- **SCHRIFTLICHE AUFGABEN**:
A. Wie heißt laut dem Artikel über die Anerkennung der Neuapostolischen Kirche der Regierungspräsident, der seine Vorfreude auf den Ruf des Muezzins äußerte?
B. Gib aus dem Artikel über die Anerkennung der Neuapostolischen Kirche den Wortlaut zwischen „Von Giorgio Girardet“ und „Rathaus konsultierbar sein.“ einschließlich dieser beiden Stellen unverändert aus.

Donnerstag, 12. Januar 2012

Religion als privates Accessoire



Der Basler Grosse Rat entscheidet über die Anerkennung der Neuapostolischen Kirche

Von Giorgio Girardet

Nach der 2010 anerkannten «Christengemeinschaft» soll die NeuapostolischeKirche die zweite evangelisch-charismatische Glaubensgemeinschaft sein, die im Kanton Basel-Stadt das Gütesiegel der staatlichen Anerkennung erhält. Aber: wird die «Kleine Anerkennung» im Geiste der Verfassungsdebatte gehandhabt?

Nicht nur für das British Commonwealth, auch für souveräne Republiken und liberale Rechtsstaaten ist das geordnete Verhältnis von Thron und Altar, von Kirche und Staat, entscheidend. Im Verhältnis von Staat und christlicher Religion gibt es seit dem Niceanum (325) sowohl anthropologische Konstanten als auch dramatische sozio-kulturelle Verwerfungen.
In den 1540er Jahren versuchte der Basler Rat, den Druck einer lateinischen Koranübersetzung im
Basler Stadtstaat zu verbieten. Der Koran sollte nur in einer handschriftlichen Version im Rathaus konsultierbar sein.

Um des Friedens willen
Ganz anders Basel in der Minarett-Abstimmung 2009: Der Koran kann als Reclam-Ausgabe für 20 Franken gekauft werden, die Regierung verbot aber das SVP-Plakat gegen Minarette auf der Allmend zu plakatieren (um den Religionsfrieden nicht zu gefährden). Regierungspräsident Guy Morin äusserte gar seine Vorfreude auf den Ruf des Muezzins. Basel-Stadt war der einzige deutschsprachige Stand der Eidgenossenschaft, der die Minarett-Intiative ablehnte. Welch dramatischer Wandel!

- **ANGEZEIGTE INFORMATIONEN**:
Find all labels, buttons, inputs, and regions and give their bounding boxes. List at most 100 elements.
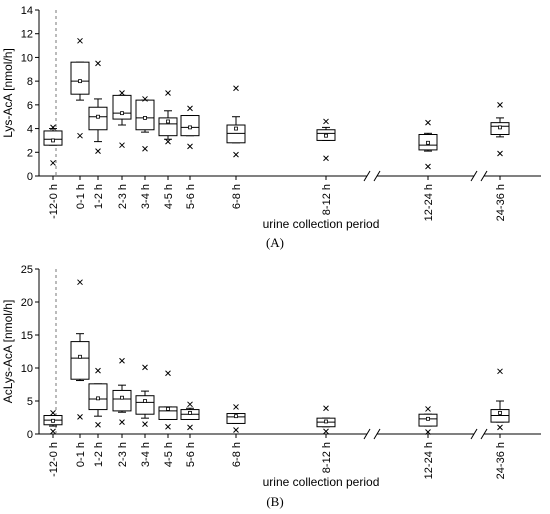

- **AUSGEARBEITETE LÖSUNGEN**:
A. Guy Morin

B.
Von Giorgio Girardet

Nach der 2010 anerkannten «Christengemeinschaft» soll die NeuapostolischeKirche die zweite evangelisch-charismatische Glaubensgemeinschaft sein, die im Kanton Basel-Stadt das Gütesiegel der staatlichen Anerkennung erhält. Aber: wird die «Kleine Anerkennung» im Geiste der Verfassungsdebatte gehandhabt?

Nicht nur für das British Commonwealth, auch für souveräne Republiken und liberale Rechtsstaaten ist das geordnete Verhältnis von Thron und Altar, von Kirche und Staat, entscheidend. Im Verhältnis von Staat und christlicher Religion gibt es seit dem Niceanum (325) sowohl anthropologische Konstanten als auch dramatische sozio-kulturelle Verwerfungen.
In den 1540er Jahren versuchte der Basler Rat, den Druck einer lateinischen Koranübersetzung im
Basler Stadtstaat zu verbieten. Der Koran sollte nur in einer handschriftlichen Version im Rathaus konsultierbar sein.